**** Information provided

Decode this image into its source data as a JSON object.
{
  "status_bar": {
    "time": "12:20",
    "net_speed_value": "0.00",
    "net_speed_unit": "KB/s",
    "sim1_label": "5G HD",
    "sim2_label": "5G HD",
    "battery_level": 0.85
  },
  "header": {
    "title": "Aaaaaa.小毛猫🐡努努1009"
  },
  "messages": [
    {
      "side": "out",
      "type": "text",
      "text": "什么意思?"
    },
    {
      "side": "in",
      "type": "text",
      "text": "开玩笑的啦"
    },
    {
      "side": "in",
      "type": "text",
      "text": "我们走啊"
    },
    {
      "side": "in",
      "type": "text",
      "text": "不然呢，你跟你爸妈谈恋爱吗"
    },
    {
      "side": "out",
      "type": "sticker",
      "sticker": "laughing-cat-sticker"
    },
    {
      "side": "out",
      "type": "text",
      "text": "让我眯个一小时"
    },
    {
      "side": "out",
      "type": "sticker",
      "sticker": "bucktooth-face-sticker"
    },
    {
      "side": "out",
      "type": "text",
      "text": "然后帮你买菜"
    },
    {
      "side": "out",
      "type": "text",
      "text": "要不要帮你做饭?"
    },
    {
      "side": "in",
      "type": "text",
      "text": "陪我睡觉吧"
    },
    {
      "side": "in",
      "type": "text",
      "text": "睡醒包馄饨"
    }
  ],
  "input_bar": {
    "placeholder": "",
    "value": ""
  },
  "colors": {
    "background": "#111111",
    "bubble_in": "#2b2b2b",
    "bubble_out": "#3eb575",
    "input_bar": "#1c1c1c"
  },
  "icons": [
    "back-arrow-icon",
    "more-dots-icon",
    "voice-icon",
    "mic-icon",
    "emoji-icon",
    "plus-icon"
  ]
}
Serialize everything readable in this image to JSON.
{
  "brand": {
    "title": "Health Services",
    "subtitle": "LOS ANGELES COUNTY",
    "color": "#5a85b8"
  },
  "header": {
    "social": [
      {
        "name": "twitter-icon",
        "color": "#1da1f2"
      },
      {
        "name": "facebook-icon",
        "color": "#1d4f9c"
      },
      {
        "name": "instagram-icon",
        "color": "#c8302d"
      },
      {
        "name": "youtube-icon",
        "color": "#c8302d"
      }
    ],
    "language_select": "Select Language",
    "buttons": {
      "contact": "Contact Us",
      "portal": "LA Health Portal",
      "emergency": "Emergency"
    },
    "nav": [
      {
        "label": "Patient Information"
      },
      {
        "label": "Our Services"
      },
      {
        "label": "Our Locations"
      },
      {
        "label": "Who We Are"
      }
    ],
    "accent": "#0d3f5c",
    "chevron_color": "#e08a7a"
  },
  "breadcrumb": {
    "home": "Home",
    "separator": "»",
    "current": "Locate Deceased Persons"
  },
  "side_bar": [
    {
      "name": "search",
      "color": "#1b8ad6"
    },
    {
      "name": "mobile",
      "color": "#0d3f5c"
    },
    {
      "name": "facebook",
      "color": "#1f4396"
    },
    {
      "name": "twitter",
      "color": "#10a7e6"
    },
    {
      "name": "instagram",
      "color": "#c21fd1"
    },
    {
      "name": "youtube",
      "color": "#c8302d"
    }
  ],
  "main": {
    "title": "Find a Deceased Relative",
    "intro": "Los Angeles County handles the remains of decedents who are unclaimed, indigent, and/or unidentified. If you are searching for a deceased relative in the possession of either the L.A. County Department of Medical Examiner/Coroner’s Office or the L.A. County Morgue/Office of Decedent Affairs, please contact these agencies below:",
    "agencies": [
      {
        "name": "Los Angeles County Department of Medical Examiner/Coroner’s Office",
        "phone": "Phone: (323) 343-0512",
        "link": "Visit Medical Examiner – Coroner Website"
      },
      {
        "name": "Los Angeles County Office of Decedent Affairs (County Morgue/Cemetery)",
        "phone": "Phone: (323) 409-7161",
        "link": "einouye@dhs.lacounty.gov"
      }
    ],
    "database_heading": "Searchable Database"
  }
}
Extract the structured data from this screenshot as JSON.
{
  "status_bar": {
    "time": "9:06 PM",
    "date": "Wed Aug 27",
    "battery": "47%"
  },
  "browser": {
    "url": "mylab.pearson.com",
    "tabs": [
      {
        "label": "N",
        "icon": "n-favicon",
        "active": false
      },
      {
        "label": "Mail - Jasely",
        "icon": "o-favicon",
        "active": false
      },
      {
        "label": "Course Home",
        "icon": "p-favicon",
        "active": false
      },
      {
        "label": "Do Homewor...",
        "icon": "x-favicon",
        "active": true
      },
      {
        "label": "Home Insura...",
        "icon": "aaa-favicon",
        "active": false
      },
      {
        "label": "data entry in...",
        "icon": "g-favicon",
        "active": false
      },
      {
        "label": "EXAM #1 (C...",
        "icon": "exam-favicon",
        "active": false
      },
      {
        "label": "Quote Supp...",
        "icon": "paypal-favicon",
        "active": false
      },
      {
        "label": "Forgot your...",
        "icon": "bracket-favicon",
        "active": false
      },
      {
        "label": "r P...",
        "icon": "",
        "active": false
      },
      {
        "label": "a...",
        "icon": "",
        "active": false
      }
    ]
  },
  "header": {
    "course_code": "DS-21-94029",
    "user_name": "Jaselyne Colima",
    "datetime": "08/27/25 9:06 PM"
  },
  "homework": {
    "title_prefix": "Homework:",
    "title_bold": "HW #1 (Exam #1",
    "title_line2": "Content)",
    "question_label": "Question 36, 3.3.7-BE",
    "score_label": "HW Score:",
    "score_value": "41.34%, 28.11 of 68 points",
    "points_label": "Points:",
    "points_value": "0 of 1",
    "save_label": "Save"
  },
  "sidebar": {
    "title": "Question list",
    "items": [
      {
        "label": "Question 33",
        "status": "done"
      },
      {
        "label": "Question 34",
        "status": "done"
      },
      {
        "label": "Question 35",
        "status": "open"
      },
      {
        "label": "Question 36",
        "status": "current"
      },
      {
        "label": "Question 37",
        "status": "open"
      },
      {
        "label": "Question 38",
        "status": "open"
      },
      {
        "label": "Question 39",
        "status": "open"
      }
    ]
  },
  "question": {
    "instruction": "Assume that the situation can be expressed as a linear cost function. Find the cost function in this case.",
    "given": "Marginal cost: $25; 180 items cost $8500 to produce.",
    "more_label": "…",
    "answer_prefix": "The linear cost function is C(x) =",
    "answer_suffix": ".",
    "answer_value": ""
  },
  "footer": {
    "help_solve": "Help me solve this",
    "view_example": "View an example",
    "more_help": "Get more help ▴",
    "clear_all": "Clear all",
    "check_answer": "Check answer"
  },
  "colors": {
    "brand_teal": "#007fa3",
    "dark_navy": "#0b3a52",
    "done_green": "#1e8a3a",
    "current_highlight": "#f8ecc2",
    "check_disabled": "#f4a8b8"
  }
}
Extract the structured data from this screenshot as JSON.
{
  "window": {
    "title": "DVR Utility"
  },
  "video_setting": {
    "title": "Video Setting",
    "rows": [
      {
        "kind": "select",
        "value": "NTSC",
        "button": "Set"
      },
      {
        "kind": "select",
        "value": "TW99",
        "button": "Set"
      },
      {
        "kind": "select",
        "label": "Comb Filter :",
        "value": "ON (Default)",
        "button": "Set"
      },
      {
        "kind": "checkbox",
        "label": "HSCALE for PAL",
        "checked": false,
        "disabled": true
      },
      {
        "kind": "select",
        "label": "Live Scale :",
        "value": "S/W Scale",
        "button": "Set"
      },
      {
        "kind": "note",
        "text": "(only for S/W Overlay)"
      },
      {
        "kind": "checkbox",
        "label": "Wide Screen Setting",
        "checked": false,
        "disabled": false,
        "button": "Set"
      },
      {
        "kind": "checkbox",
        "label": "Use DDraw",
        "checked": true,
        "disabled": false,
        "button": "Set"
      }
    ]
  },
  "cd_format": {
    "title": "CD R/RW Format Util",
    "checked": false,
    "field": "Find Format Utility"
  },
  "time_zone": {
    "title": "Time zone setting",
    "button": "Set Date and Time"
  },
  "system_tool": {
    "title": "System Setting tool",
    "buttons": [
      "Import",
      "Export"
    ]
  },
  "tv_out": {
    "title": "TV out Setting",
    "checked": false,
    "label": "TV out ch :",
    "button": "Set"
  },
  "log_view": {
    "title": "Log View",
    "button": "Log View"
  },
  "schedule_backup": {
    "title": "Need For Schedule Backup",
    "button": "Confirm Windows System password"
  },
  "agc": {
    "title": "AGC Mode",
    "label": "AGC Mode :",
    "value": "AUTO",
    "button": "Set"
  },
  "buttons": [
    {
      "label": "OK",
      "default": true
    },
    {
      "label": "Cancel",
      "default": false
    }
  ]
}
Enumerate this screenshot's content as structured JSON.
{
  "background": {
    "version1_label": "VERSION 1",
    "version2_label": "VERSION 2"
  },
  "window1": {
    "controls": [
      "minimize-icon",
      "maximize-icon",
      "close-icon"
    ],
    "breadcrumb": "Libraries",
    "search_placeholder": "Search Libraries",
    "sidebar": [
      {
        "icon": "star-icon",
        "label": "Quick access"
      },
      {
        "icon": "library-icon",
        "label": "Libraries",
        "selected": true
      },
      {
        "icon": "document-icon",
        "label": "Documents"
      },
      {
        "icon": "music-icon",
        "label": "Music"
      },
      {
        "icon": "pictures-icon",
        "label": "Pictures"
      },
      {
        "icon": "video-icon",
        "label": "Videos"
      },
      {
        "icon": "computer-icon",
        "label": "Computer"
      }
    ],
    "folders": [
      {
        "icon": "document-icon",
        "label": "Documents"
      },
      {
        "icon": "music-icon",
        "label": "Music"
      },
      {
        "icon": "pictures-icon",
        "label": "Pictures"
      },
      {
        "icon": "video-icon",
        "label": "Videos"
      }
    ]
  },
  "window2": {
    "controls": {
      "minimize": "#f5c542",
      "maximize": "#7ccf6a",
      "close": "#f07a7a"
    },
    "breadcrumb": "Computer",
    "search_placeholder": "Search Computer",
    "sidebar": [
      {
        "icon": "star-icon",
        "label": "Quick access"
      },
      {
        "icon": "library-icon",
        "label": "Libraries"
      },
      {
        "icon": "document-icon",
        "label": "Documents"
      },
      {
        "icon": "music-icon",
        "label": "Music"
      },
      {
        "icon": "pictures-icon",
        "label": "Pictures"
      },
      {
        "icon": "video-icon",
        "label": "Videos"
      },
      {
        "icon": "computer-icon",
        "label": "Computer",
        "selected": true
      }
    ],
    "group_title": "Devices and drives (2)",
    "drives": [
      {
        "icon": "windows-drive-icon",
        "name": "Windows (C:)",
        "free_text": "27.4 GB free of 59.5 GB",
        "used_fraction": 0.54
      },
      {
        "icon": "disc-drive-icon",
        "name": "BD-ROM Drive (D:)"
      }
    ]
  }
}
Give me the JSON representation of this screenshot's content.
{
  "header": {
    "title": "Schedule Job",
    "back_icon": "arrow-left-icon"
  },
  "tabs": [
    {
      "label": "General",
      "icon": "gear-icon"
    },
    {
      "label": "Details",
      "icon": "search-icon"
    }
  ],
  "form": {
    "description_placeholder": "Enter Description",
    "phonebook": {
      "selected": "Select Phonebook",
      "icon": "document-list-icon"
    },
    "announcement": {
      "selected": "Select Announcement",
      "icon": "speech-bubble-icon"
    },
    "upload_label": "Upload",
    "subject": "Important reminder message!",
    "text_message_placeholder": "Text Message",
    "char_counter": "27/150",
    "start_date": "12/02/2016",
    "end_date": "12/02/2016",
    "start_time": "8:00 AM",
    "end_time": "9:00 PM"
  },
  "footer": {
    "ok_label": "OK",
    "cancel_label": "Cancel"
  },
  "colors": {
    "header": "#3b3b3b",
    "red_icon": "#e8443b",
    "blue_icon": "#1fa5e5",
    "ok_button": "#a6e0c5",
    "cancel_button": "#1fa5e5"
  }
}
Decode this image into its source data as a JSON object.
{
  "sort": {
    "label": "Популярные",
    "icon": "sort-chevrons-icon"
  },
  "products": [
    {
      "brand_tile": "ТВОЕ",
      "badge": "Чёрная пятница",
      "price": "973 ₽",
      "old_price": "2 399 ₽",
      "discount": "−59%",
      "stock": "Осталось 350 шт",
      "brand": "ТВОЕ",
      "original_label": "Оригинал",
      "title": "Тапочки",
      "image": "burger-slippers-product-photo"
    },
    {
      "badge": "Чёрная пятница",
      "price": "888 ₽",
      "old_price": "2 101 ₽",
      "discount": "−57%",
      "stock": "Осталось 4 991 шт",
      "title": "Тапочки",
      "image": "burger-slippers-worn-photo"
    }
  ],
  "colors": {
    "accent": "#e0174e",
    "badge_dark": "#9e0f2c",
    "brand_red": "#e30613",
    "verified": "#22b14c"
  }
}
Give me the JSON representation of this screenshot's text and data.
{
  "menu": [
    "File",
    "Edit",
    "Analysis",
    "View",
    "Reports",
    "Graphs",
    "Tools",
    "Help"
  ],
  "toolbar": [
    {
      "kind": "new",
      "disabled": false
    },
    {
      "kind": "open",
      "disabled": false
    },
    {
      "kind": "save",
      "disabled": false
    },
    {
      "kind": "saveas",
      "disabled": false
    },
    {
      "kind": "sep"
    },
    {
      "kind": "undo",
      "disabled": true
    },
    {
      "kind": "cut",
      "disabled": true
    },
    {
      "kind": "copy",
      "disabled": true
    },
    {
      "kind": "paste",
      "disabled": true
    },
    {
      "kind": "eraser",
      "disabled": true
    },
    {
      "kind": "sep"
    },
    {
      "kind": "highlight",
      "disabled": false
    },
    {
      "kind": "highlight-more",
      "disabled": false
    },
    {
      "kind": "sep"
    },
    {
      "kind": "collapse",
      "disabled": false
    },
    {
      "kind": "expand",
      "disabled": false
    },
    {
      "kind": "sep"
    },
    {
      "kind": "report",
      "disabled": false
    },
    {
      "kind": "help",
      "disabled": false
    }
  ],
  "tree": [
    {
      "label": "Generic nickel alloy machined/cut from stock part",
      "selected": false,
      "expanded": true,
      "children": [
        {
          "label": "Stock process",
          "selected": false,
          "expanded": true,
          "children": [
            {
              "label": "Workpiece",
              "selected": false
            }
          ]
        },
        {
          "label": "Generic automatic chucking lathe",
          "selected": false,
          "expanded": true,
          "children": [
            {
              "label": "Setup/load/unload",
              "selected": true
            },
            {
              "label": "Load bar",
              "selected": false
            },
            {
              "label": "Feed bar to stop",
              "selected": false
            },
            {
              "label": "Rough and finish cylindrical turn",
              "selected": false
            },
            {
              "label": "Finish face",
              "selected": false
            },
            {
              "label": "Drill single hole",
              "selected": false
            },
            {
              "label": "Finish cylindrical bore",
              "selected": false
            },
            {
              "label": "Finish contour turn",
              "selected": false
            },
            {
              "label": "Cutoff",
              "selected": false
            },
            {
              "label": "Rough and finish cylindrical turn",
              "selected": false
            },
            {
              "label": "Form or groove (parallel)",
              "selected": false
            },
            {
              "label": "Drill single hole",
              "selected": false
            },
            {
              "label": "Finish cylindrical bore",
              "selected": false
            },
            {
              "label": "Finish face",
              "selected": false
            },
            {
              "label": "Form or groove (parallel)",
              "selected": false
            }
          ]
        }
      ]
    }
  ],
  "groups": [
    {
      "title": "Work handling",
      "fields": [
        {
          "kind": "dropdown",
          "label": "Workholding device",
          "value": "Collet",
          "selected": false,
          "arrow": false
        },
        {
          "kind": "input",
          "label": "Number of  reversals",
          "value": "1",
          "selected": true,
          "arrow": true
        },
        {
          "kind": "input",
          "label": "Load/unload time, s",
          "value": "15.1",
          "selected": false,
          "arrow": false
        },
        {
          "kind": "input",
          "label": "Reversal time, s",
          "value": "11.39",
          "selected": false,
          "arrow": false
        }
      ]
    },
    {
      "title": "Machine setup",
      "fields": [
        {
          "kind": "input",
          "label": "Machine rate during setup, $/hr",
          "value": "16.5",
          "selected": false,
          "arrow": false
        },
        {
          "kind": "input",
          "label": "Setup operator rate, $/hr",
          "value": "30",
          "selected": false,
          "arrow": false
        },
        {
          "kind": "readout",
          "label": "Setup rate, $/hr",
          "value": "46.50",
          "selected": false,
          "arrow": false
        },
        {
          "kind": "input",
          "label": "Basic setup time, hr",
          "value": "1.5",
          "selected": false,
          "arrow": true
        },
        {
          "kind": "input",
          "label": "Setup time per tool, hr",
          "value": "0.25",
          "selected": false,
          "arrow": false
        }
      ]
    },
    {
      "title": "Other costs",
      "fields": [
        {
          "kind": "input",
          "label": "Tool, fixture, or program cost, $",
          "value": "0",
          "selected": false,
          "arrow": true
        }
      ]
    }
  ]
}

********

- [Problem to solve] Each line that holds the word "Services" is to be copied.

- [Answer for this exercise]
    "title": "Health Services",
        "label": "Our Services"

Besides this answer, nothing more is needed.